▶ [INFORMATION SHOWN]

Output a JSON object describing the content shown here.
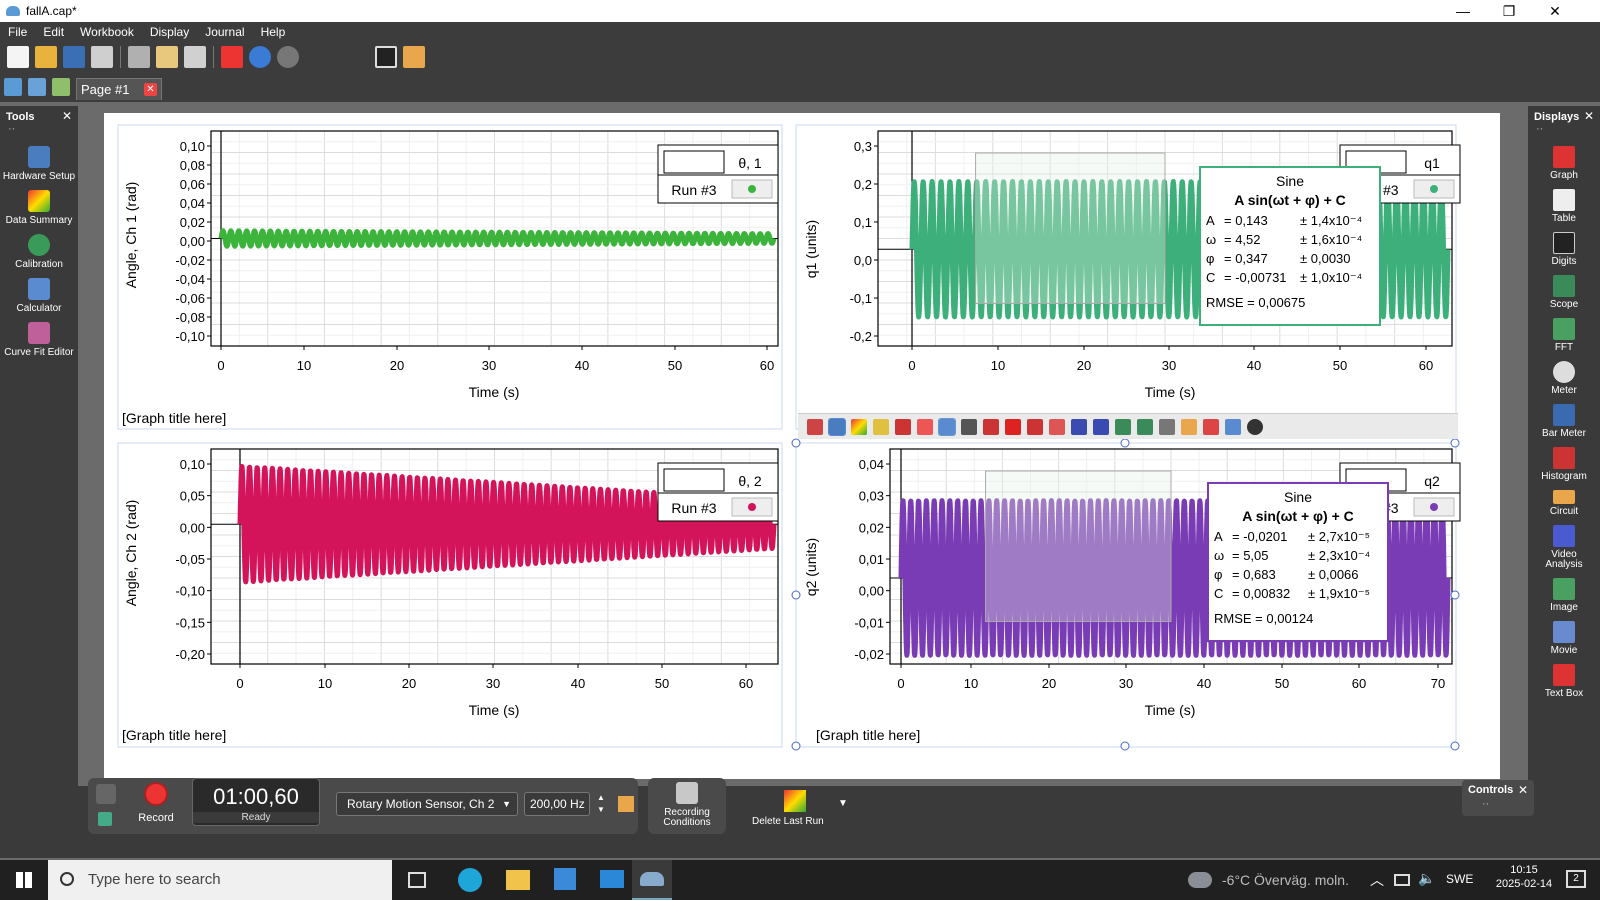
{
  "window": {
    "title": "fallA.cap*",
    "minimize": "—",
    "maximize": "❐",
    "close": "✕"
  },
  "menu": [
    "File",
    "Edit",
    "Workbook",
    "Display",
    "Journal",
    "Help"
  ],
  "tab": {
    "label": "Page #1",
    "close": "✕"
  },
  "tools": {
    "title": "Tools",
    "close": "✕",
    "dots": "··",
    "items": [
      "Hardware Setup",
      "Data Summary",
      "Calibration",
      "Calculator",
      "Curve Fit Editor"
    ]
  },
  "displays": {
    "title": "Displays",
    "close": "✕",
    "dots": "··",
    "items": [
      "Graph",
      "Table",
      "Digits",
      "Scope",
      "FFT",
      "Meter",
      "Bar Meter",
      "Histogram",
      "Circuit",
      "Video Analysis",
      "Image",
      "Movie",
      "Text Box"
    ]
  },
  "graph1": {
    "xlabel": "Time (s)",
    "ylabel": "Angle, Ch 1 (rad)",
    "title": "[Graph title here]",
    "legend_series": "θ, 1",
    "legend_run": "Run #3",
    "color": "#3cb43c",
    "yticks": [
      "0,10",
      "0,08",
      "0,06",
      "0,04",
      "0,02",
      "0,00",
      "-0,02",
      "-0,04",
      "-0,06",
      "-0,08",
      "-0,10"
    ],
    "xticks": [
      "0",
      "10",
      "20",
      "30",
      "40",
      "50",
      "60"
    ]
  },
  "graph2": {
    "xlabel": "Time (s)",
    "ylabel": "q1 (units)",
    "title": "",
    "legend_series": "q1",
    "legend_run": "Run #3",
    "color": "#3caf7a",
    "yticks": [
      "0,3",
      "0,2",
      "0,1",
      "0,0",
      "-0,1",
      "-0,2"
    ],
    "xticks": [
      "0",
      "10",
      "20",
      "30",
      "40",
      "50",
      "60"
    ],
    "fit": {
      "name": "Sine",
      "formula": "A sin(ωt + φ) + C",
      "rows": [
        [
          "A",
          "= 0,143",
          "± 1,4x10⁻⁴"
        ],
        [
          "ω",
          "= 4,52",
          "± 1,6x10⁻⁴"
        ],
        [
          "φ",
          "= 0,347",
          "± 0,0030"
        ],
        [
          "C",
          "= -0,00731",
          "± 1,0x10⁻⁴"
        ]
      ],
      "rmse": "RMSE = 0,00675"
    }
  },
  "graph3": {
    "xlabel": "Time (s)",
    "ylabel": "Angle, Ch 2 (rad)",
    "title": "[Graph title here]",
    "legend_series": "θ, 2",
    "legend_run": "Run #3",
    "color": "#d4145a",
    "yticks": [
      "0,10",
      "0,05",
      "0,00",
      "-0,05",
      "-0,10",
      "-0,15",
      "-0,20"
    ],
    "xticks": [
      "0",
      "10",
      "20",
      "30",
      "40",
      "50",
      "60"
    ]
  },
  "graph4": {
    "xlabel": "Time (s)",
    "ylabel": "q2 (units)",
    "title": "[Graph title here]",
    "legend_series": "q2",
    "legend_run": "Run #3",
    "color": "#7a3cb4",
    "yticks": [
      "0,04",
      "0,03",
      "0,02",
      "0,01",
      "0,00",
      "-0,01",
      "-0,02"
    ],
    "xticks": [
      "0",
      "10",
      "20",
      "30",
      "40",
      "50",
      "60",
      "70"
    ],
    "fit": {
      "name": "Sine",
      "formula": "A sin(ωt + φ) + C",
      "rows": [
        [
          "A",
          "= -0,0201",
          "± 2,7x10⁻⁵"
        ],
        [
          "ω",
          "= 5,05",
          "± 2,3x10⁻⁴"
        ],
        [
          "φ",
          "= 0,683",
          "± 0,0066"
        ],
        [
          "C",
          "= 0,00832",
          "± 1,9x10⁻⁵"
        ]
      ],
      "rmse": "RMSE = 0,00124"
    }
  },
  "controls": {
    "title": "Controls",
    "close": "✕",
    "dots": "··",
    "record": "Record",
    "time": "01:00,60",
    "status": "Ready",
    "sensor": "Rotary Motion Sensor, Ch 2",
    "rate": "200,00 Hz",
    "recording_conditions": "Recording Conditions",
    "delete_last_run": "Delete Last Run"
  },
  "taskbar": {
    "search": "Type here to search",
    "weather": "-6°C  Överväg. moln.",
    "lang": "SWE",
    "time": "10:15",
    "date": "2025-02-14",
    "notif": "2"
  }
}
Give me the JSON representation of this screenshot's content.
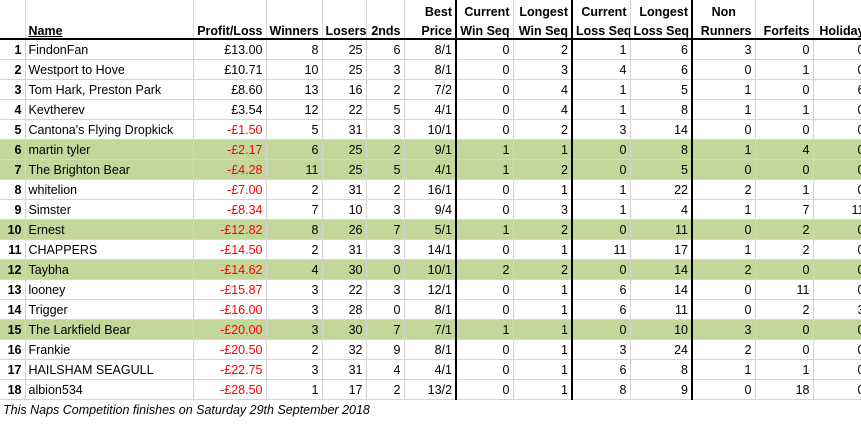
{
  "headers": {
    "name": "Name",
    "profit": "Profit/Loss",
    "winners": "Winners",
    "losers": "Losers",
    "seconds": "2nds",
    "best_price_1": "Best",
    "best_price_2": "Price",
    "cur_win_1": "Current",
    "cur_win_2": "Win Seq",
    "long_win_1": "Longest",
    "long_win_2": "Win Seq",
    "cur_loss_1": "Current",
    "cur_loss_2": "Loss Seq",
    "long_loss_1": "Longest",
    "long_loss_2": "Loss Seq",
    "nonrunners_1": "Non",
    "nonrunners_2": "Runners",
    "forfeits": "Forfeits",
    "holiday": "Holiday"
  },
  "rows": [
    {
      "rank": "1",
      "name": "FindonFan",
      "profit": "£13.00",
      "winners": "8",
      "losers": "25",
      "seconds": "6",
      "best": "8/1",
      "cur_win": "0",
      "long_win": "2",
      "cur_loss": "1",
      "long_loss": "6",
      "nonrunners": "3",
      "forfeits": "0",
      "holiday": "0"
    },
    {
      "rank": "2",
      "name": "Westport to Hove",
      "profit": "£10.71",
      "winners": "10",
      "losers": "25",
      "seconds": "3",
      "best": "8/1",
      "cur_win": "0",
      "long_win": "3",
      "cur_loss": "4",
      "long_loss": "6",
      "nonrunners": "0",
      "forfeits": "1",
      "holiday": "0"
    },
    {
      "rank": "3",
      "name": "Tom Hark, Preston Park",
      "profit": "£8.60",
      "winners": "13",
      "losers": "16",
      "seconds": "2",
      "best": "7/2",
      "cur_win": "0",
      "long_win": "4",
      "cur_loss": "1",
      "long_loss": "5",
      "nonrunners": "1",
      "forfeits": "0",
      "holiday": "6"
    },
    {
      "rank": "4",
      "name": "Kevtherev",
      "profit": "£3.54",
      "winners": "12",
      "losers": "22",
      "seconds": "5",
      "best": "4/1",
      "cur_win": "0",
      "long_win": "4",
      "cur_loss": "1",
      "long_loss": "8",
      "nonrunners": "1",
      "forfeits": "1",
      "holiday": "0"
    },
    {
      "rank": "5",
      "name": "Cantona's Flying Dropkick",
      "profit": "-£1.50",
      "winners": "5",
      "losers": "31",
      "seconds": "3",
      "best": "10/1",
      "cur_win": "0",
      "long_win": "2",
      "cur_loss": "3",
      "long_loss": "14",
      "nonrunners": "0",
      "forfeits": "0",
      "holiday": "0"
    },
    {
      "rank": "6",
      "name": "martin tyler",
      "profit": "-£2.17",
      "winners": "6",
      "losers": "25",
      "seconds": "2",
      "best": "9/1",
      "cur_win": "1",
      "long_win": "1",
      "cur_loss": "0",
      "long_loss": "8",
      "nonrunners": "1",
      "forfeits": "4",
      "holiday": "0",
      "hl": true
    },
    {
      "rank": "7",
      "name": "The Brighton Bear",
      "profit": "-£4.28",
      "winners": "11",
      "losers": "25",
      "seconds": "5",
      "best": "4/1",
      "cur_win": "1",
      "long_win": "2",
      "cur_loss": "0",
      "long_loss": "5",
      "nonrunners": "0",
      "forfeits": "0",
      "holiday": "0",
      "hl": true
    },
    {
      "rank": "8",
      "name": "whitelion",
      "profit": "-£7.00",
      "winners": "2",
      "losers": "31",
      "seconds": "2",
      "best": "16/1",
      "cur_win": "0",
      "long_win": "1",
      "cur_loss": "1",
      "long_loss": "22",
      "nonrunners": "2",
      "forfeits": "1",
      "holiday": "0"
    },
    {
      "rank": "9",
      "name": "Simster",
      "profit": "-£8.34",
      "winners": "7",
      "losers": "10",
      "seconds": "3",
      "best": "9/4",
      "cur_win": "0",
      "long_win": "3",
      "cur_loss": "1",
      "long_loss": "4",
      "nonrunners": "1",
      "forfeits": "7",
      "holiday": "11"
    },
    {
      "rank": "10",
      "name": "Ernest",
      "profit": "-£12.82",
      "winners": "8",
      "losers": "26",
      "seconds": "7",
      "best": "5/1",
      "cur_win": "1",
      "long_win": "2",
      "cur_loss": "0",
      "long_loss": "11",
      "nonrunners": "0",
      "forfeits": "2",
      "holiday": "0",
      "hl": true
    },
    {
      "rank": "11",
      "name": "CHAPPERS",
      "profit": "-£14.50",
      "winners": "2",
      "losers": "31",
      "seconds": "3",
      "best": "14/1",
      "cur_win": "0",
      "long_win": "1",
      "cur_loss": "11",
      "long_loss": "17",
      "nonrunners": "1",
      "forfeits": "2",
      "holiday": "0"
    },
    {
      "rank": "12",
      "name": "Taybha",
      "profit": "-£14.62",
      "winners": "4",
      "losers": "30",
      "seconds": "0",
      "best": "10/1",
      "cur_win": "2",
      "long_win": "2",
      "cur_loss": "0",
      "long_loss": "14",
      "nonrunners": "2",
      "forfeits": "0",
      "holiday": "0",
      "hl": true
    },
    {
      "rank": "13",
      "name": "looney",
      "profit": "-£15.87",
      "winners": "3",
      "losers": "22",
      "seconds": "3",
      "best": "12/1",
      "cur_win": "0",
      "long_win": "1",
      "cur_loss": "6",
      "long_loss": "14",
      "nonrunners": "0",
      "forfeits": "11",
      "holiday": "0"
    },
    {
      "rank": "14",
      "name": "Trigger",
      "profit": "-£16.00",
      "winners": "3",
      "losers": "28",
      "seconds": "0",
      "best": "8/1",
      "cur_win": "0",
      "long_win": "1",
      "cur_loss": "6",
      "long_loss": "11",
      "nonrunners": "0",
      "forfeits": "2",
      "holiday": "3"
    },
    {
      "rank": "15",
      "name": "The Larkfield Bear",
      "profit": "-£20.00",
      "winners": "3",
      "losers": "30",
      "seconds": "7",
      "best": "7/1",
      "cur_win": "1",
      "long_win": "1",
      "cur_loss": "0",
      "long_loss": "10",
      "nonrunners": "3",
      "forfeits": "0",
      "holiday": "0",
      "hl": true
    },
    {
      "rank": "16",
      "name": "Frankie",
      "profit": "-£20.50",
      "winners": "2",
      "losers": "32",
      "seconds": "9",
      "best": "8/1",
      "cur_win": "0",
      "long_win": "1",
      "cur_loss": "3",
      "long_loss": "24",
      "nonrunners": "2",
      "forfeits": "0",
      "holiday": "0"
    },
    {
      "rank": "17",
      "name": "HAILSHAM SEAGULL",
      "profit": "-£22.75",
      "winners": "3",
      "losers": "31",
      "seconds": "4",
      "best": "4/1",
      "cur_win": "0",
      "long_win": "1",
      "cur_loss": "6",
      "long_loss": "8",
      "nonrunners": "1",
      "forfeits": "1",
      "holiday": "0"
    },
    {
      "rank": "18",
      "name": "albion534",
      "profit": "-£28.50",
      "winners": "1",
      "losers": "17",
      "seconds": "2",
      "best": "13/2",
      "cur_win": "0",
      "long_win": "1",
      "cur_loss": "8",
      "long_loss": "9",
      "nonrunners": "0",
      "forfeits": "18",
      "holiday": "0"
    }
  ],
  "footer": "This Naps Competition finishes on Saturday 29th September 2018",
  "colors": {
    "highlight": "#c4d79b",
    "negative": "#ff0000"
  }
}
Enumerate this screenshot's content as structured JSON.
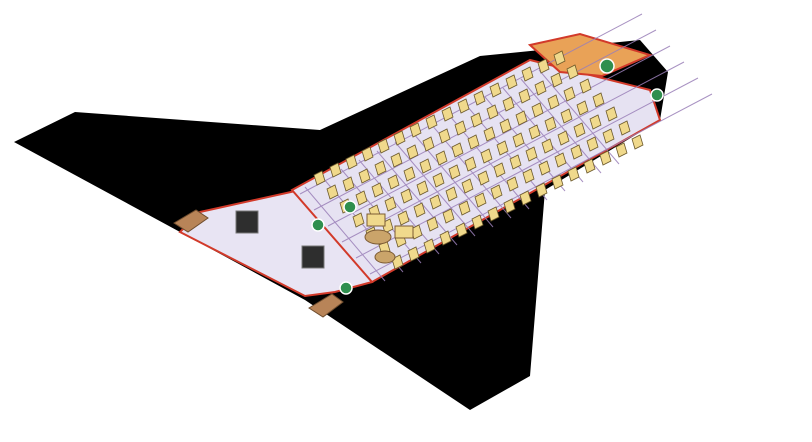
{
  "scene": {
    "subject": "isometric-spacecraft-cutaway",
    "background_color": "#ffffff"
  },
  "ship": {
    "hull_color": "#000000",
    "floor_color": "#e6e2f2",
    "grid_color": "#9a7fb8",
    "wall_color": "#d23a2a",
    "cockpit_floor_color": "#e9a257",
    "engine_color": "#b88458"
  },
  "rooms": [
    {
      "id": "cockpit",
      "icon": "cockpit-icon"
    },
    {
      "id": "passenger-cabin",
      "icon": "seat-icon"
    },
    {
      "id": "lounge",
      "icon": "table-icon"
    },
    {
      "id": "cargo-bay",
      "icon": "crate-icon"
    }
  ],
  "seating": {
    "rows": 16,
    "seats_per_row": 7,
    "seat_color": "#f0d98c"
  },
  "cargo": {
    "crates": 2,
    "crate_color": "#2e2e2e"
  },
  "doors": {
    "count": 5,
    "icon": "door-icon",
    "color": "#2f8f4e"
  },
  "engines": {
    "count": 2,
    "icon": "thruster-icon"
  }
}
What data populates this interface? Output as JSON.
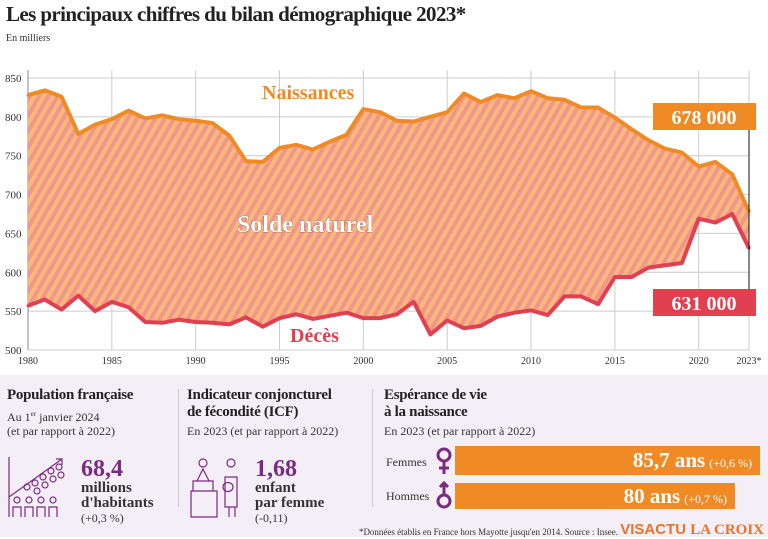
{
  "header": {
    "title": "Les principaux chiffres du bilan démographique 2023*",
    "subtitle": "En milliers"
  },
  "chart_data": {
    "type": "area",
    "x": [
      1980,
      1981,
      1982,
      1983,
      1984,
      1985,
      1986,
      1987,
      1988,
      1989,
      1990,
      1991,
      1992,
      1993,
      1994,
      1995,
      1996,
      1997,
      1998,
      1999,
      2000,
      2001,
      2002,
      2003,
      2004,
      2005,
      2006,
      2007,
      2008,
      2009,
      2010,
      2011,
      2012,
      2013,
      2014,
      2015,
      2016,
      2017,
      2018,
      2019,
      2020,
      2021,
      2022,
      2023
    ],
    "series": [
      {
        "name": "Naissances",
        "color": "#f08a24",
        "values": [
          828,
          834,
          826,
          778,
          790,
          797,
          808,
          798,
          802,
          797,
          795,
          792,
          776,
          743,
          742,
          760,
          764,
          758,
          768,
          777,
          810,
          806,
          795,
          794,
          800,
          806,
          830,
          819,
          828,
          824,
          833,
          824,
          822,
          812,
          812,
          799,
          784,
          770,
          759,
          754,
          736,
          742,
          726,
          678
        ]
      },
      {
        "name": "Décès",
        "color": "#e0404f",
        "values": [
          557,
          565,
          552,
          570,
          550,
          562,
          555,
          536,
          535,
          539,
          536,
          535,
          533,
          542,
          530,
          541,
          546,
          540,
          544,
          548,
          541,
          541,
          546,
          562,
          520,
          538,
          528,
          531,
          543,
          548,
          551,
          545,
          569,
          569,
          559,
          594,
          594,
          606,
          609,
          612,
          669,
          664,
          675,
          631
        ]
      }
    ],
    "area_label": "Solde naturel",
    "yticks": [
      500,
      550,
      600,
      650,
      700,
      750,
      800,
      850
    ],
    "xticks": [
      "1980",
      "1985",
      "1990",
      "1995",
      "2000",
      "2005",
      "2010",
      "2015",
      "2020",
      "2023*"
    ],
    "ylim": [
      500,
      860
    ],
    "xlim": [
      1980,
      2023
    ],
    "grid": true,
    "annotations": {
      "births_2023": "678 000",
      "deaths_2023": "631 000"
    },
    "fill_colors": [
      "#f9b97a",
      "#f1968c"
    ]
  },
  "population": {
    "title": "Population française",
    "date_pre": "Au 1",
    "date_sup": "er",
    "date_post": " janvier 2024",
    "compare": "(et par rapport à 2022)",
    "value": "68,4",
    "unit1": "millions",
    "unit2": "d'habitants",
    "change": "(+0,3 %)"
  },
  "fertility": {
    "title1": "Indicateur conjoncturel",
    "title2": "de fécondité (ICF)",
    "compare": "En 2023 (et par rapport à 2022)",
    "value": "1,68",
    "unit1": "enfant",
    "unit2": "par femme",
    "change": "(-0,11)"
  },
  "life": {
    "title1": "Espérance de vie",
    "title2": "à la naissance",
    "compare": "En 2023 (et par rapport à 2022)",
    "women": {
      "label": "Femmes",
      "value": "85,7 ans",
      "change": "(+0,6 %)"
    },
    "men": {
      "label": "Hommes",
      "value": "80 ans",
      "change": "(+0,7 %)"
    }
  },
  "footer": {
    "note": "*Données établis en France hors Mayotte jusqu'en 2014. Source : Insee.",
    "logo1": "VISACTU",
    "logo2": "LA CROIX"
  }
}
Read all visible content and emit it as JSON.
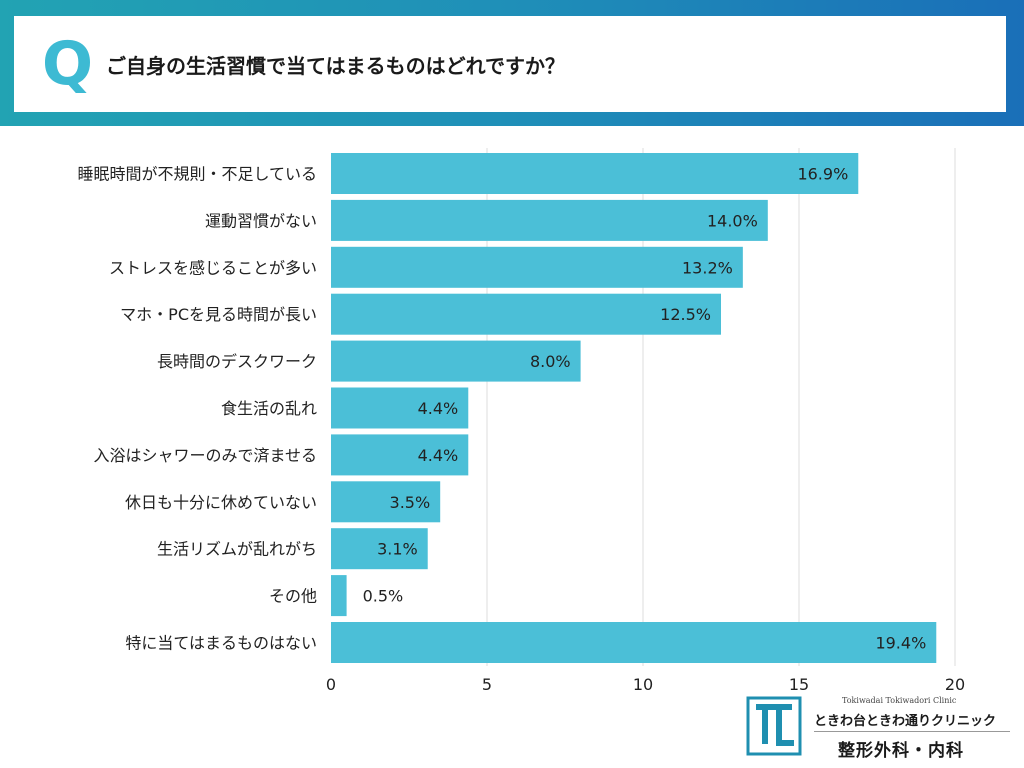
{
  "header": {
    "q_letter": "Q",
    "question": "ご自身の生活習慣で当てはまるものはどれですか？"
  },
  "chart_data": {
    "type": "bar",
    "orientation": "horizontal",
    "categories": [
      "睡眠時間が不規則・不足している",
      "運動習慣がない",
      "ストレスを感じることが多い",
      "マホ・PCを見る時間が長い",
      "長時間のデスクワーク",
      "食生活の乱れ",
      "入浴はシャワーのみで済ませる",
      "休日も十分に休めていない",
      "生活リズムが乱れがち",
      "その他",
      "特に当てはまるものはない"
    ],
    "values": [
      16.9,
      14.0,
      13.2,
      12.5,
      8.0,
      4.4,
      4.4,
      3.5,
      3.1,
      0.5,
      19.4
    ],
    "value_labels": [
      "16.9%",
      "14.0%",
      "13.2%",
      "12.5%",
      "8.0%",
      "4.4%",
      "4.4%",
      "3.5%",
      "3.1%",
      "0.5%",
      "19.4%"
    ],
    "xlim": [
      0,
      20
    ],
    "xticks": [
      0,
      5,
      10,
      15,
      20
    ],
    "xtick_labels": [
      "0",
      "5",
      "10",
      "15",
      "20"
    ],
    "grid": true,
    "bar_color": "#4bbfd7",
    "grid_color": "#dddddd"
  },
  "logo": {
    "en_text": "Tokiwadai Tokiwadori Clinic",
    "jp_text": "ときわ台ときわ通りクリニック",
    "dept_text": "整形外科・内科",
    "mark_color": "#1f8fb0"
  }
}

▶ [TASK] Look through the entries above and list every line containing "Bear".

▶ [THE REPLY]
      "name": "The Brighton Bear",
      "name": "The Larkfield Bear",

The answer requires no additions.